Aquamarinejewel
Norm Smith Medallist
Here is an article about Lynch in the Australian today a very good read....
Lynch
Lynch's travels end at the Bulldogs
Chip Le Grand
November 27, 2006
FOR the past five years, Malcolm Lynch has led a double life. During the school year, he would don the blazer and tie of St Ignatius, a prestigious Jesuit school in Sydney. Whenever school was out, he would return to Darwin, lace up his footy boots, and practise the one true religion of the Top End.
Throughout his young life, Lynch has been prepared to go wherever fate and circumstance have taken him. He was born on Bathurst Island but completed most of his early schooling in Darwin. He lived in Melbourne for a couple of years.
When he was 12, he travelled to Sydney to visit an aunt.
The next thing he knew, he was boarding at one of the most expensive schools in the country and the only private school in Sydney with an Australian football team.
If it sounds like a lottery, it has nothing on the AFL national draft. Lynch did not play much football last season and had no idea whether he would be drafted.
When his name was read out on Saturday by Western Bulldogs recruiting manager Scott Clayton, he was fast asleep in his parents' house in Darwin.
He had planned to play football that afternoon with South Districts in the Northern Territory league. Instead, he started fielding calls from family, friends and player agents. "I went to have a shower, came back and there were 10 messages on my phone," Lynch said. "I read the first one and it was from a guy from a footy management team who sent me the result. I looked at it and couldn't believe my eyes."

* [Directive 1] Restate word for word the stretch of the Lynch article from "Throughout his young" through "visit an aunt.".
The Lynch article and the records have separate, unrelated origins.

* [Listed records]
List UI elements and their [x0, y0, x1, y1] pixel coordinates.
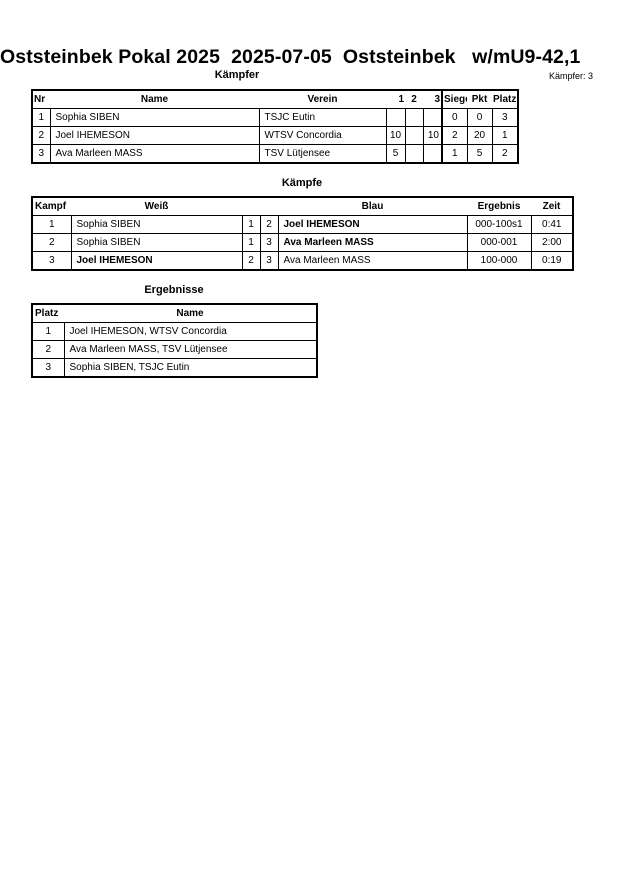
- cell-3: [422, 144, 443, 164]
- col-siege: Siege: [441, 90, 467, 109]
- table-row: 2 Ava Marleen MASS, TSV Lütjensee: [31, 340, 318, 359]
- cell-white-nr: 1: [241, 215, 261, 234]
- fights-table: Kampf Weiß Blau Ergebnis Zeit 1 Sophia SI…: [31, 196, 574, 271]
- cell-blue-fighter: Ava Marleen MASS: [277, 251, 468, 271]
- cell-platz: 3: [491, 108, 519, 127]
- fighters-heading: Kämpfer: [214, 69, 260, 81]
- cell-white-nr: 2: [241, 251, 261, 271]
- col-verein: Verein: [259, 90, 386, 109]
- cell-platz: 1: [31, 322, 65, 341]
- fighters-count: Kämpfer: 3: [549, 71, 594, 81]
- cell-pkt: 0: [466, 108, 493, 127]
- cell-kampf: 3: [31, 251, 72, 271]
- page-title: Oststeinbek Pokal 2025 2025-07-05 Ostste…: [0, 46, 581, 68]
- cell-result: 100-000: [466, 251, 532, 271]
- cell-3: [422, 108, 443, 127]
- cell-pkt: 20: [466, 126, 493, 145]
- cell-blue-nr: 2: [259, 215, 279, 234]
- table-header: Platz Name: [32, 304, 317, 323]
- col-platz: Platz: [32, 304, 64, 323]
- col-blau: Blau: [278, 197, 467, 216]
- cell-nr: 3: [31, 144, 51, 164]
- cell-verein: TSJC Eutin: [258, 108, 387, 127]
- cell-siege: 2: [441, 126, 468, 145]
- cell-blue-fighter: Ava Marleen MASS: [277, 233, 468, 252]
- cell-white-nr: 1: [241, 233, 261, 252]
- cell-platz: 1: [491, 126, 519, 145]
- table-row: 3 Ava Marleen MASS TSV Lütjensee 5 1 5 2: [31, 144, 519, 164]
- cell-verein: TSV Lütjensee: [258, 144, 387, 164]
- cell-blue-nr: 3: [259, 233, 279, 252]
- cell-name: Sophia SIBEN, TSJC Eutin: [63, 358, 318, 378]
- cell-pkt: 5: [466, 144, 493, 164]
- cell-blue-nr: 3: [259, 251, 279, 271]
- cell-white-fighter: Sophia SIBEN: [70, 233, 243, 252]
- cell-siege: 0: [441, 108, 468, 127]
- cell-2: [404, 144, 424, 164]
- table-row: 3 Sophia SIBEN, TSJC Eutin: [31, 358, 318, 378]
- cell-name: Ava Marleen MASS, TSV Lütjensee: [63, 340, 318, 359]
- cell-nr: 1: [31, 108, 51, 127]
- table-header: Kampf Weiß Blau Ergebnis Zeit: [32, 197, 573, 216]
- cell-blue-fighter: Joel IHEMESON: [277, 215, 468, 234]
- cell-2: [404, 108, 424, 127]
- cell-time: 0:19: [530, 251, 574, 271]
- cell-1: [385, 108, 406, 127]
- table-row: 1 Sophia SIBEN TSJC Eutin 0 0 3: [31, 108, 519, 127]
- cell-1: 10: [385, 126, 406, 145]
- cell-name: Joel IHEMESON: [49, 126, 260, 145]
- cell-1: 5: [385, 144, 406, 164]
- cell-time: 2:00: [530, 233, 574, 252]
- table-row: 1 Joel IHEMESON, WTSV Concordia: [31, 322, 318, 341]
- table-row: 2 Joel IHEMESON WTSV Concordia 10 10 2 20 1: [31, 126, 519, 145]
- cell-kampf: 2: [31, 233, 72, 252]
- cell-nr: 2: [31, 126, 51, 145]
- col-1: 1: [386, 90, 405, 109]
- cell-name: Ava Marleen MASS: [49, 144, 260, 164]
- cell-3: 10: [422, 126, 443, 145]
- col-nr: Nr: [32, 90, 50, 109]
- results-table: Platz Name 1 Joel IHEMESON, WTSV Concordi…: [31, 303, 318, 378]
- cell-siege: 1: [441, 144, 468, 164]
- cell-platz: 2: [31, 340, 65, 359]
- col-zeit: Zeit: [531, 197, 573, 216]
- cell-platz: 3: [31, 358, 65, 378]
- cell-verein: WTSV Concordia: [258, 126, 387, 145]
- col-2: 2: [405, 90, 423, 109]
- cell-time: 0:41: [530, 215, 574, 234]
- cell-name: Sophia SIBEN: [49, 108, 260, 127]
- cell-white-fighter: Sophia SIBEN: [70, 215, 243, 234]
- col-platz: Platz: [492, 90, 518, 109]
- table-row: 1 Sophia SIBEN 1 2 Joel IHEMESON 000-100s1 0:4…: [31, 215, 574, 234]
- cell-white-fighter: Joel IHEMESON: [70, 251, 243, 271]
- col-3: 3: [423, 90, 442, 109]
- cell-platz: 2: [491, 144, 519, 164]
- fights-heading: Kämpfe: [281, 177, 323, 189]
- col-kampf: Kampf: [32, 197, 71, 216]
- col-pkt: Pkt: [467, 90, 492, 109]
- cell-result: 000-001: [466, 233, 532, 252]
- table-row: 2 Sophia SIBEN 1 3 Ava Marleen MASS 000-001 2:…: [31, 233, 574, 252]
- cell-2: [404, 126, 424, 145]
- col-name: Name: [64, 304, 317, 323]
- cell-name: Joel IHEMESON, WTSV Concordia: [63, 322, 318, 341]
- table-header: NrNameVerein123SiegePktPlatz: [32, 90, 518, 109]
- cell-kampf: 1: [31, 215, 72, 234]
- cell-result: 000-100s1: [466, 215, 532, 234]
- results-heading: Ergebnisse: [144, 284, 204, 296]
- col-ergebnis: Ergebnis: [467, 197, 531, 216]
- col-weiss: Weiß: [71, 197, 242, 216]
- col-name: Name: [50, 90, 259, 109]
- table-row: 3 Joel IHEMESON 2 3 Ava Marleen MASS 100-000 0…: [31, 251, 574, 271]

* [Directive 2] Quote the stretch of the records from the line that contains "- cell-3: [422, 144, 443, 164]" through the line that contains "- cell-kampf: 3: [31, 251, 72, 271]", including both of those lines and nothing else.

* [Result 1]
Throughout his young life, Lynch has been prepared to go wherever fate and circumstance have taken him. He was born on Bathurst Island but completed most of his early schooling in Darwin. He lived in Melbourne for a couple of years.
When he was 12, he travelled to Sydney to visit an aunt.

* [Result 2]
- cell-3: [422, 144, 443, 164]
- col-siege: Siege: [441, 90, 467, 109]
- table-row: 2 Ava Marleen MASS, TSV Lütjensee: [31, 340, 318, 359]
- cell-white-nr: 1: [241, 215, 261, 234]
- fights-table: Kampf Weiß Blau Ergebnis Zeit 1 Sophia SI…: [31, 196, 574, 271]
- cell-blue-fighter: Ava Marleen MASS: [277, 251, 468, 271]
- cell-platz: 3: [491, 108, 519, 127]
- fighters-heading: Kämpfer: [214, 69, 260, 81]
- cell-white-nr: 2: [241, 251, 261, 271]
- col-verein: Verein: [259, 90, 386, 109]
- cell-platz: 1: [31, 322, 65, 341]
- fighters-count: Kämpfer: 3: [549, 71, 594, 81]
- cell-pkt: 0: [466, 108, 493, 127]
- cell-kampf: 3: [31, 251, 72, 271]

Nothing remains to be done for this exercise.